## Do this
Recast the lines from the first one through the line containing "list-item-label: 2.确认钱包版本兼容性 (91, 535, 407, 580)", inclusive, as a JSON list of strings with one string per line and blank lines omitted.

## Dataset

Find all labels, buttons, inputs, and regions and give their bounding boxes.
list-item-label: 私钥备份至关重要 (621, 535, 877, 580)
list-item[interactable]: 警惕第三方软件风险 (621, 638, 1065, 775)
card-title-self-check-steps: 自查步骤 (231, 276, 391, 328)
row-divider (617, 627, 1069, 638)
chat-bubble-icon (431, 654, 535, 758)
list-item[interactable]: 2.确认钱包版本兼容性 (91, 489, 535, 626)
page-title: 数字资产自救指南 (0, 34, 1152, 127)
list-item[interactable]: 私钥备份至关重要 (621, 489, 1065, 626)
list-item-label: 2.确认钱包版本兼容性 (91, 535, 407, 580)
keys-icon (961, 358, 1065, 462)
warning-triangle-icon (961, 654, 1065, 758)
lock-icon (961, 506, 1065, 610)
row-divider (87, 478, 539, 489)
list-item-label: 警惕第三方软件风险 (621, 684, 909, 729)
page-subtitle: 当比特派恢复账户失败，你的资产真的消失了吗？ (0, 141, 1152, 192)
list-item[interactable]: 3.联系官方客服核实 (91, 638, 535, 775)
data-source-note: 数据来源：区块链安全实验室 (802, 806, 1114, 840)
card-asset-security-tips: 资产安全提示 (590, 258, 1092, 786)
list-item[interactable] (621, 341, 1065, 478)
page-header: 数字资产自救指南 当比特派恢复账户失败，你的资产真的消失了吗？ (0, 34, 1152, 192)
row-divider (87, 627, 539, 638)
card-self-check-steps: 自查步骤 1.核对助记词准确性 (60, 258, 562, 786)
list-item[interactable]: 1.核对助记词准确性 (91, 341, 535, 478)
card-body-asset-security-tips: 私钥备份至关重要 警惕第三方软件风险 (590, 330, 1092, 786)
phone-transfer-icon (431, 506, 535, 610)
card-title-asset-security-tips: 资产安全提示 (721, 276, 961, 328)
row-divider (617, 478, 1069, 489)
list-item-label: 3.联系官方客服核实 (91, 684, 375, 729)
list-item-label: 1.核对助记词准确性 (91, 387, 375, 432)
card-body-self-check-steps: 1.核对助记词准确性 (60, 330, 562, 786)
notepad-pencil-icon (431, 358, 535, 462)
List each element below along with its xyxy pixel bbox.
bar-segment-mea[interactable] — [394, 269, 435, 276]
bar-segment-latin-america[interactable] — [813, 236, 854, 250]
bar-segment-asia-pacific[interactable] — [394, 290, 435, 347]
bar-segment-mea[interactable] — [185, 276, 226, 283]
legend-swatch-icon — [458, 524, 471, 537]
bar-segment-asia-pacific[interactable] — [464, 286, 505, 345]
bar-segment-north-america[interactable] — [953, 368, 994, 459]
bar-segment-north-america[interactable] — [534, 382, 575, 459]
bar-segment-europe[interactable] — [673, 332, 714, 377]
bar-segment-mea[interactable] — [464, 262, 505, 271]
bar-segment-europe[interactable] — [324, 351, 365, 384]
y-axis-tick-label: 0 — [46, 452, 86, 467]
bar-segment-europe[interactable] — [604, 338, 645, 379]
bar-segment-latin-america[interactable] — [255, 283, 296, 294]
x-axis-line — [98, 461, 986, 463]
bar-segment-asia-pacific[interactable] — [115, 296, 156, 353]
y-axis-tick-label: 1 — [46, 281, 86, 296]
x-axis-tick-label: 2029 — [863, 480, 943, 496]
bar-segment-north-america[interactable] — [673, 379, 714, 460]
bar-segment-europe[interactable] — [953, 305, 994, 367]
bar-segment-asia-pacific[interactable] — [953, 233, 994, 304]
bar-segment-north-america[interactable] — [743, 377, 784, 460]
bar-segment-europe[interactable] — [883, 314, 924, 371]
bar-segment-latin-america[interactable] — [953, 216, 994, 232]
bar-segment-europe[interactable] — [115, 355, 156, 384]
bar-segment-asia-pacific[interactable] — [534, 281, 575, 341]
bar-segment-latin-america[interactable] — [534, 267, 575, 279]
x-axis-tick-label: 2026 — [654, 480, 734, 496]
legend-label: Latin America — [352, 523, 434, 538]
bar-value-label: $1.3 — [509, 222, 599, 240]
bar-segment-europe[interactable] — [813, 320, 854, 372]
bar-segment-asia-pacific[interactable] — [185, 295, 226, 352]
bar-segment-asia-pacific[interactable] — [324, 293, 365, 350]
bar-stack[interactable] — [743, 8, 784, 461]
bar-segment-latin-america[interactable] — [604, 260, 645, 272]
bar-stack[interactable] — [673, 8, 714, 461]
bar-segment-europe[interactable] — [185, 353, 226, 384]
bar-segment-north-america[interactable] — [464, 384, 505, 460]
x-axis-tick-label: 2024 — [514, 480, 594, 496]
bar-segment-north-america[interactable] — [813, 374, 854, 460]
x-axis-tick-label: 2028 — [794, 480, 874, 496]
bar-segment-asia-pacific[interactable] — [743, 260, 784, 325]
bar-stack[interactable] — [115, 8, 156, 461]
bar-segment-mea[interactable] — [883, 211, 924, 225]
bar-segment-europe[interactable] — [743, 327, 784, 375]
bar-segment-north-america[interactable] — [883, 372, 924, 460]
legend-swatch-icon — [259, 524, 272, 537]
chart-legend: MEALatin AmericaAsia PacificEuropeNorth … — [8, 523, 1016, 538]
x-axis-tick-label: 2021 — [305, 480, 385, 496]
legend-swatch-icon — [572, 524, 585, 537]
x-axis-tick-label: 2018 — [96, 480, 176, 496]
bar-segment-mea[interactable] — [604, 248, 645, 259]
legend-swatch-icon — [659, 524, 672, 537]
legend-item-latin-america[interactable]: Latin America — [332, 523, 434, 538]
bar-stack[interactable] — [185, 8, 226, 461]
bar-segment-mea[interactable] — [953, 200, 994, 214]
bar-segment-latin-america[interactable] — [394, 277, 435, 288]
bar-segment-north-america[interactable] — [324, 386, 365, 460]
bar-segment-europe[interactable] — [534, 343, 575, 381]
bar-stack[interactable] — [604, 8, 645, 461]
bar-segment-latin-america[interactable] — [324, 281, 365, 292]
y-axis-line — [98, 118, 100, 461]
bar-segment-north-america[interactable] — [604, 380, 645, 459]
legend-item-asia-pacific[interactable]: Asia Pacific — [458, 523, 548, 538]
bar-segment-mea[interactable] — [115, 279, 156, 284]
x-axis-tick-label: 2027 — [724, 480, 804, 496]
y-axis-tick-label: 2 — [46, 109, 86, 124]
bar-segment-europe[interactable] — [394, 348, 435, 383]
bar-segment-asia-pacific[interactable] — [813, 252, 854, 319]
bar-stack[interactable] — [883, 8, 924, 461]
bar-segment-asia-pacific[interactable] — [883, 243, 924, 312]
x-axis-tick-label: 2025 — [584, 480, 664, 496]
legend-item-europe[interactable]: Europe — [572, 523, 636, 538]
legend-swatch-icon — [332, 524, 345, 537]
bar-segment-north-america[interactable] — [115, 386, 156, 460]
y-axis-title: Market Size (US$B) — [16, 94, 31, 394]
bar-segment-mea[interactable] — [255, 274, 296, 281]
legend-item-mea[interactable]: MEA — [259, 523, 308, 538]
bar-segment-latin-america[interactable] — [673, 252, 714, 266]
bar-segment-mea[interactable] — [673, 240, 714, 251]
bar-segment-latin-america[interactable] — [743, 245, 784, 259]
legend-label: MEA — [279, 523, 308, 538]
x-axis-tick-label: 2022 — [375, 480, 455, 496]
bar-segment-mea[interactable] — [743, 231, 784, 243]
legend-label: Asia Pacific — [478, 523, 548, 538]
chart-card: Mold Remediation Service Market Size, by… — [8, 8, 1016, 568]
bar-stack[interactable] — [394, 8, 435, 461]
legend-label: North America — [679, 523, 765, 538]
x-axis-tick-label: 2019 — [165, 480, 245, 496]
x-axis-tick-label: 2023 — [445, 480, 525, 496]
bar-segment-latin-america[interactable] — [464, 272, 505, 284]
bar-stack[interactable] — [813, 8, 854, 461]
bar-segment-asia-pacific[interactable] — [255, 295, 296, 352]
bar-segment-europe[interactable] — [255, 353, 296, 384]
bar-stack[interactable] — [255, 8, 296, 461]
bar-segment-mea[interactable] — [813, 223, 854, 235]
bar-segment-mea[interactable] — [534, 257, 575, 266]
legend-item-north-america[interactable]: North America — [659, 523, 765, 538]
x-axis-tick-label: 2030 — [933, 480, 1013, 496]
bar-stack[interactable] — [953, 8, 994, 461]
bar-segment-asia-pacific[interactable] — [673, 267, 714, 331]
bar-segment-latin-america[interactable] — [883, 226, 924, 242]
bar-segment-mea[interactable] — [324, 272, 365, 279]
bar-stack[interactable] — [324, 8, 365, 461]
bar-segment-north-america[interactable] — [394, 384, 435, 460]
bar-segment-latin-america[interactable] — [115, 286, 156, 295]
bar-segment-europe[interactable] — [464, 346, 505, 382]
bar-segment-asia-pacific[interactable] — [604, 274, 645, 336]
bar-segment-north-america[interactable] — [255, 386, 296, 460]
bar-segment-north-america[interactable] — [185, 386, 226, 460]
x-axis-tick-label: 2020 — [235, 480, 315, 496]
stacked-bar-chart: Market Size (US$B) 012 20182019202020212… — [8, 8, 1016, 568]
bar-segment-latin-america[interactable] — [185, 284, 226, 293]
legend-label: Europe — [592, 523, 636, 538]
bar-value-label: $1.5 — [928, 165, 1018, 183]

## Final result
[
  "Find all labels, buttons, inputs, and regions and give their bounding boxes.",
  "list-item-label: 私钥备份至关重要 (621, 535, 877, 580)",
  "list-item[interactable]: 警惕第三方软件风险 (621, 638, 1065, 775)",
  "card-title-self-check-steps: 自查步骤 (231, 276, 391, 328)",
  "row-divider (617, 627, 1069, 638)",
  "chat-bubble-icon (431, 654, 535, 758)",
  "list-item[interactable]: 2.确认钱包版本兼容性 (91, 489, 535, 626)",
  "page-title: 数字资产自救指南 (0, 34, 1152, 127)",
  "list-item[interactable]: 私钥备份至关重要 (621, 489, 1065, 626)",
  "list-item-label: 2.确认钱包版本兼容性 (91, 535, 407, 580)"
]